(Stored data)
------------------------------
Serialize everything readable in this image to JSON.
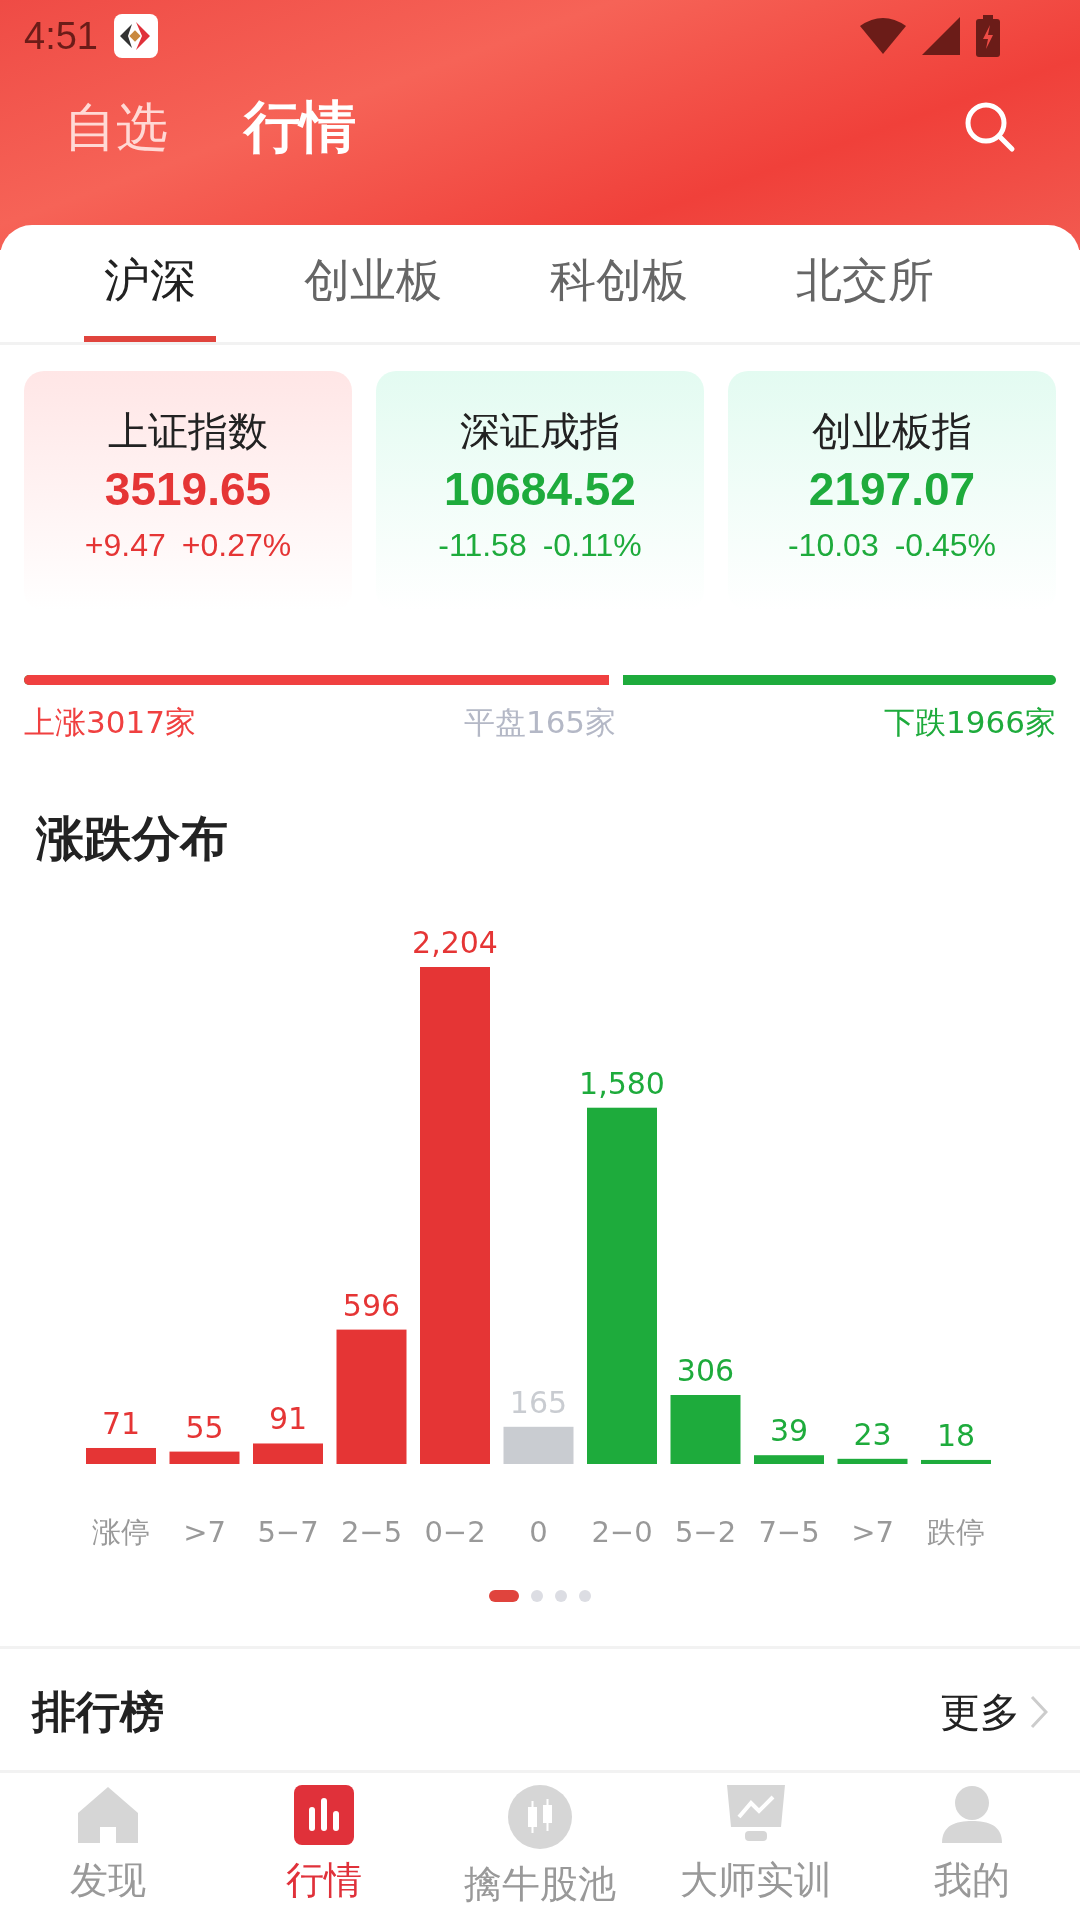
{
  "status_bar": {
    "time": "4:51"
  },
  "header": {
    "tabs": [
      {
        "label": "自选",
        "selected": false
      },
      {
        "label": "行情",
        "selected": true
      }
    ]
  },
  "market_tabs": [
    {
      "label": "沪深",
      "selected": true
    },
    {
      "label": "创业板",
      "selected": false
    },
    {
      "label": "科创板",
      "selected": false
    },
    {
      "label": "北交所",
      "selected": false
    }
  ],
  "indices": [
    {
      "name": "上证指数",
      "value": "3519.65",
      "change": "+9.47",
      "percent": "+0.27%",
      "kind": "up"
    },
    {
      "name": "深证成指",
      "value": "10684.52",
      "change": "-11.58",
      "percent": "-0.11%",
      "kind": "down"
    },
    {
      "name": "创业板指",
      "value": "2197.07",
      "change": "-10.03",
      "percent": "-0.45%",
      "kind": "down"
    }
  ],
  "breadth": {
    "level": 0.58,
    "up": "上涨3017家",
    "flat": "平盘165家",
    "down": "下跌1966家"
  },
  "distribution": {
    "title": "涨跌分布",
    "chart_data": {
      "type": "bar",
      "categories": [
        "涨停",
        ">7",
        "5−7",
        "2−5",
        "0−2",
        "0",
        "2−0",
        "5−2",
        "7−5",
        ">7",
        "跌停"
      ],
      "data_labels": true,
      "series": [
        {
          "color": "#e53535",
          "values": [
            71,
            55,
            91,
            596,
            2204,
            null,
            null,
            null,
            null,
            null,
            null
          ],
          "value_labels": [
            "71",
            "55",
            "91",
            "596",
            "2,204",
            null,
            null,
            null,
            null,
            null,
            null
          ]
        },
        {
          "color": "#c9ccd1",
          "values": [
            null,
            null,
            null,
            null,
            null,
            165,
            null,
            null,
            null,
            null,
            null
          ],
          "value_labels": [
            null,
            null,
            null,
            null,
            null,
            "165",
            null,
            null,
            null,
            null,
            null
          ]
        },
        {
          "color": "#1eab3c",
          "values": [
            null,
            null,
            null,
            null,
            null,
            null,
            1580,
            306,
            39,
            23,
            18
          ],
          "value_labels": [
            null,
            null,
            null,
            null,
            null,
            null,
            "1,580",
            "306",
            "39",
            "23",
            "18"
          ]
        }
      ]
    },
    "pager": [
      {
        "selected": true
      },
      {
        "selected": false
      },
      {
        "selected": false
      },
      {
        "selected": false
      }
    ]
  },
  "ranking": {
    "title": "排行榜",
    "more": "更多"
  },
  "bottom_nav": [
    {
      "label": "发现",
      "selected": false
    },
    {
      "label": "行情",
      "selected": true
    },
    {
      "label": "擒牛股池",
      "selected": false
    },
    {
      "label": "大师实训",
      "selected": false
    },
    {
      "label": "我的",
      "selected": false
    }
  ]
}
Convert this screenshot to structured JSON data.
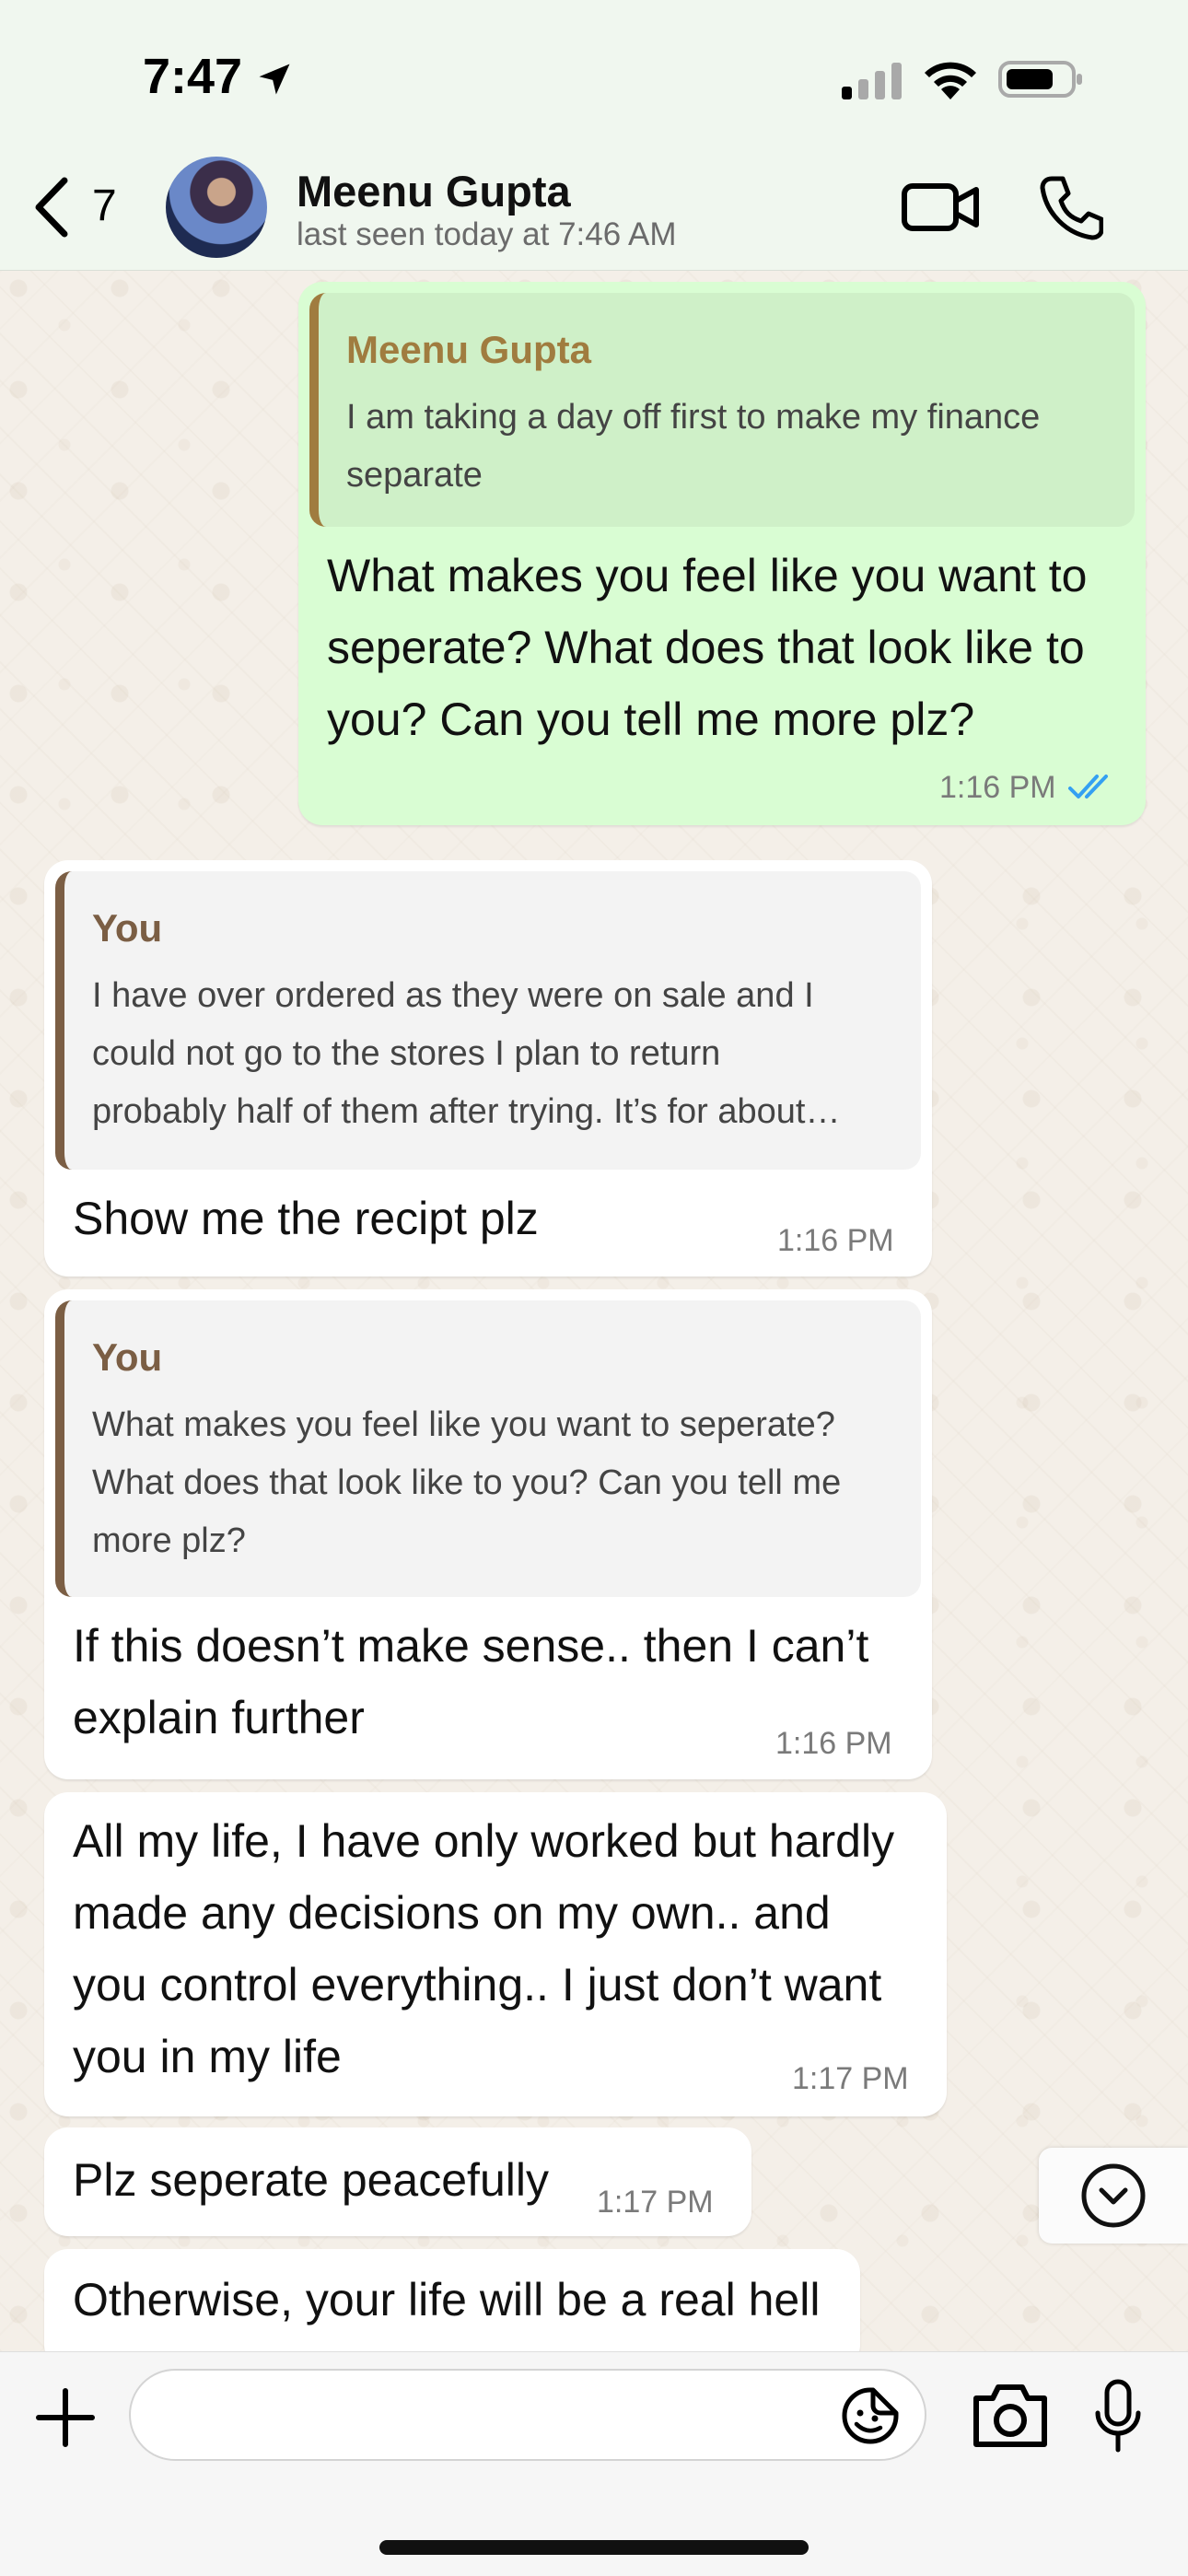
------------------------------
* **Problem statement**
Take the listing above and restate it word for word, without its pictures.

* **The output**
Serialize everything readable in this image to JSON.
{
  "status_bar": {
    "time": "4:51"
  },
  "header": {
    "tabs": [
      {
        "label": "自选",
        "selected": false
      },
      {
        "label": "行情",
        "selected": true
      }
    ]
  },
  "market_tabs": [
    {
      "label": "沪深",
      "selected": true
    },
    {
      "label": "创业板",
      "selected": false
    },
    {
      "label": "科创板",
      "selected": false
    },
    {
      "label": "北交所",
      "selected": false
    }
  ],
  "indices": [
    {
      "name": "上证指数",
      "value": "3519.65",
      "change": "+9.47",
      "percent": "+0.27%",
      "kind": "up"
    },
    {
      "name": "深证成指",
      "value": "10684.52",
      "change": "-11.58",
      "percent": "-0.11%",
      "kind": "down"
    },
    {
      "name": "创业板指",
      "value": "2197.07",
      "change": "-10.03",
      "percent": "-0.45%",
      "kind": "down"
    }
  ],
  "breadth": {
    "level": 0.58,
    "up": "上涨3017家",
    "flat": "平盘165家",
    "down": "下跌1966家"
  },
  "distribution": {
    "title": "涨跌分布",
    "chart_data": {
      "type": "bar",
      "categories": [
        "涨停",
        ">7",
        "5−7",
        "2−5",
        "0−2",
        "0",
        "2−0",
        "5−2",
        "7−5",
        ">7",
        "跌停"
      ],
      "data_labels": true,
      "series": [
        {
          "color": "#e53535",
          "values": [
            71,
            55,
            91,
            596,
            2204,
            null,
            null,
            null,
            null,
            null,
            null
          ],
          "value_labels": [
            "71",
            "55",
            "91",
            "596",
            "2,204",
            null,
            null,
            null,
            null,
            null,
            null
          ]
        },
        {
          "color": "#c9ccd1",
          "values": [
            null,
            null,
            null,
            null,
            null,
            165,
            null,
            null,
            null,
            null,
            null
          ],
          "value_labels": [
            null,
            null,
            null,
            null,
            null,
            "165",
            null,
            null,
            null,
            null,
            null
          ]
        },
        {
          "color": "#1eab3c",
          "values": [
            null,
            null,
            null,
            null,
            null,
            null,
            1580,
            306,
            39,
            23,
            18
          ],
          "value_labels": [
            null,
            null,
            null,
            null,
            null,
            null,
            "1,580",
            "306",
            "39",
            "23",
            "18"
          ]
        }
      ]
    },
    "pager": [
      {
        "selected": true
      },
      {
        "selected": false
      },
      {
        "selected": false
      },
      {
        "selected": false
      }
    ]
  },
  "ranking": {
    "title": "排行榜",
    "more": "更多"
  },
  "bottom_nav": [
    {
      "label": "发现",
      "selected": false
    },
    {
      "label": "行情",
      "selected": true
    },
    {
      "label": "擒牛股池",
      "selected": false
    },
    {
      "label": "大师实训",
      "selected": false
    },
    {
      "label": "我的",
      "selected": false
    }
  ]
}
Convert this screenshot to structured JSON data.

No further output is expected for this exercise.